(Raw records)
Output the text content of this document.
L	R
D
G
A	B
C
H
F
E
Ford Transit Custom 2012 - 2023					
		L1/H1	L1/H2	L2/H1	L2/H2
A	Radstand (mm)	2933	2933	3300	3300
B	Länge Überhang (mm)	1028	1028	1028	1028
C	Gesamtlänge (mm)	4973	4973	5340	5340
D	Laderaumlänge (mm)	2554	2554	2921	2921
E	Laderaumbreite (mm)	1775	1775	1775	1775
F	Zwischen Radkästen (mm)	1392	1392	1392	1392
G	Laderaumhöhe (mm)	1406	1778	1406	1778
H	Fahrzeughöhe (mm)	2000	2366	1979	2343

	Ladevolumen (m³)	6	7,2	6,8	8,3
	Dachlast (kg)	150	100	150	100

» What you are asked to do:
Repeat all the records. Match each line exactly.

» Result:
Output the text content of this document.
L	R
D
G
A	B
C
H
F
E
Ford Transit Custom 2012 - 2023					
		L1/H1	L1/H2	L2/H1	L2/H2
A	Radstand (mm)	2933	2933	3300	3300
B	Länge Überhang (mm)	1028	1028	1028	1028
C	Gesamtlänge (mm)	4973	4973	5340	5340
D	Laderaumlänge (mm)	2554	2554	2921	2921
E	Laderaumbreite (mm)	1775	1775	1775	1775
F	Zwischen Radkästen (mm)	1392	1392	1392	1392
G	Laderaumhöhe (mm)	1406	1778	1406	1778
H	Fahrzeughöhe (mm)	2000	2366	1979	2343

	Ladevolumen (m³)	6	7,2	6,8	8,3
	Dachlast (kg)	150	100	150	100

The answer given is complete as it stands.